▶ _WRITTEN REQUEST_:
Copy out all of the material, matching it word for word.

▶ _EXCERPTED DATA_:
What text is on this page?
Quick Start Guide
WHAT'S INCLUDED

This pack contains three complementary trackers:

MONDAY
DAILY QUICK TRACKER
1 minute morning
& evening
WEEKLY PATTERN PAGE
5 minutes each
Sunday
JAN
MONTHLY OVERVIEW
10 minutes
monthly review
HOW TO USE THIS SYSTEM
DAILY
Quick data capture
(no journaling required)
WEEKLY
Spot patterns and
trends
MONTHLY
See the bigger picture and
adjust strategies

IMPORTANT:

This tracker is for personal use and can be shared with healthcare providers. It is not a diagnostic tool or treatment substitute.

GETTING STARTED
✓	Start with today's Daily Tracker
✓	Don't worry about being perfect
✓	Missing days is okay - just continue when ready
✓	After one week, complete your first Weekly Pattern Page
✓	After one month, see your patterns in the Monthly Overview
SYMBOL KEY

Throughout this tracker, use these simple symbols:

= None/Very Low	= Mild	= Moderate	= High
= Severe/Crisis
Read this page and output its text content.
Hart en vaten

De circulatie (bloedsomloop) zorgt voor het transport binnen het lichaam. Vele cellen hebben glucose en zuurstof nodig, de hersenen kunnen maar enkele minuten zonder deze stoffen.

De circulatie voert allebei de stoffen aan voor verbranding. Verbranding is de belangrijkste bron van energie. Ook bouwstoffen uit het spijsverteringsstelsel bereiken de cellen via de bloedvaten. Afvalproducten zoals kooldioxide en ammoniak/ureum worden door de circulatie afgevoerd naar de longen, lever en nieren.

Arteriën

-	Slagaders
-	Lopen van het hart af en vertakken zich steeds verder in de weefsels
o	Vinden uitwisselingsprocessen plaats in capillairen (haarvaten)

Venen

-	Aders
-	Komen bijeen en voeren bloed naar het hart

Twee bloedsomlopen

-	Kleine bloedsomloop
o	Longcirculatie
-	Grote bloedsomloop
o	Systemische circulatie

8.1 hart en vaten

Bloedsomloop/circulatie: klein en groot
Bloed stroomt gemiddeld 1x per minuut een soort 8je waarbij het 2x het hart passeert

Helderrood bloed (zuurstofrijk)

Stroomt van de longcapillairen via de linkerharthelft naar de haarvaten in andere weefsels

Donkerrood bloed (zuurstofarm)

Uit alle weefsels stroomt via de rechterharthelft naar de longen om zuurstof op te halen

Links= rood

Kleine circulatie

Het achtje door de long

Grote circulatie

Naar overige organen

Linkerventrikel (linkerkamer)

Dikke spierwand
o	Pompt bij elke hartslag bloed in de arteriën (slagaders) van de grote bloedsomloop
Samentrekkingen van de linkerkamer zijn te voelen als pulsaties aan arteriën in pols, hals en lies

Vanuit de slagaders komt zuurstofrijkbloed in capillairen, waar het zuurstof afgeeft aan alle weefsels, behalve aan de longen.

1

▶ _EXERCISE SOLUTION_:
What text is on this page?
Quick Start Guide
WHAT'S INCLUDED

This pack contains three complementary trackers:

MONDAY
DAILY QUICK TRACKER
1 minute morning
& evening
WEEKLY PATTERN PAGE
5 minutes each
Sunday
JAN
MONTHLY OVERVIEW
10 minutes
monthly review
HOW TO USE THIS SYSTEM
DAILY
Quick data capture
(no journaling required)
WEEKLY
Spot patterns and
trends
MONTHLY
See the bigger picture and
adjust strategies

IMPORTANT:

This tracker is for personal use and can be shared with healthcare providers. It is not a diagnostic tool or treatment substitute.

GETTING STARTED
✓	Start with today's Daily Tracker
✓	Don't worry about being perfect
✓	Missing days is okay - just continue when ready
✓	After one week, complete your first Weekly Pattern Page
✓	After one month, see your patterns in the Monthly Overview
SYMBOL KEY

Throughout this tracker, use these simple symbols:

= None/Very Low	= Mild	= Moderate	= High
= Severe/Crisis
Read this page and output its text content.
Hart en vaten

De circulatie (bloedsomloop) zorgt voor het transport binnen het lichaam. Vele cellen hebben glucose en zuurstof nodig, de hersenen kunnen maar enkele minuten zonder deze stoffen.

De circulatie voert allebei de stoffen aan voor verbranding. Verbranding is de belangrijkste bron van energie. Ook bouwstoffen uit het spijsverteringsstelsel bereiken de cellen via de bloedvaten. Afvalproducten zoals kooldioxide en ammoniak/ureum worden door de circulatie afgevoerd naar de longen, lever en nieren.

Arteriën

-	Slagaders
-	Lopen van het hart af en vertakken zich steeds verder in de weefsels
o	Vinden uitwisselingsprocessen plaats in capillairen (haarvaten)

Venen

-	Aders
-	Komen bijeen en voeren bloed naar het hart

Twee bloedsomlopen

-	Kleine bloedsomloop
o	Longcirculatie
-	Grote bloedsomloop
o	Systemische circulatie

8.1 hart en vaten

Bloedsomloop/circulatie: klein en groot
Bloed stroomt gemiddeld 1x per minuut een soort 8je waarbij het 2x het hart passeert

Helderrood bloed (zuurstofrijk)

Stroomt van de longcapillairen via de linkerharthelft naar de haarvaten in andere weefsels

Donkerrood bloed (zuurstofarm)

Uit alle weefsels stroomt via de rechterharthelft naar de longen om zuurstof op te halen

Links= rood

Kleine circulatie

Het achtje door de long

Grote circulatie

Naar overige organen

Linkerventrikel (linkerkamer)

Dikke spierwand
o	Pompt bij elke hartslag bloed in de arteriën (slagaders) van de grote bloedsomloop
Samentrekkingen van de linkerkamer zijn te voelen als pulsaties aan arteriën in pols, hals en lies

Vanuit de slagaders komt zuurstofrijkbloed in capillairen, waar het zuurstof afgeeft aan alle weefsels, behalve aan de longen.

1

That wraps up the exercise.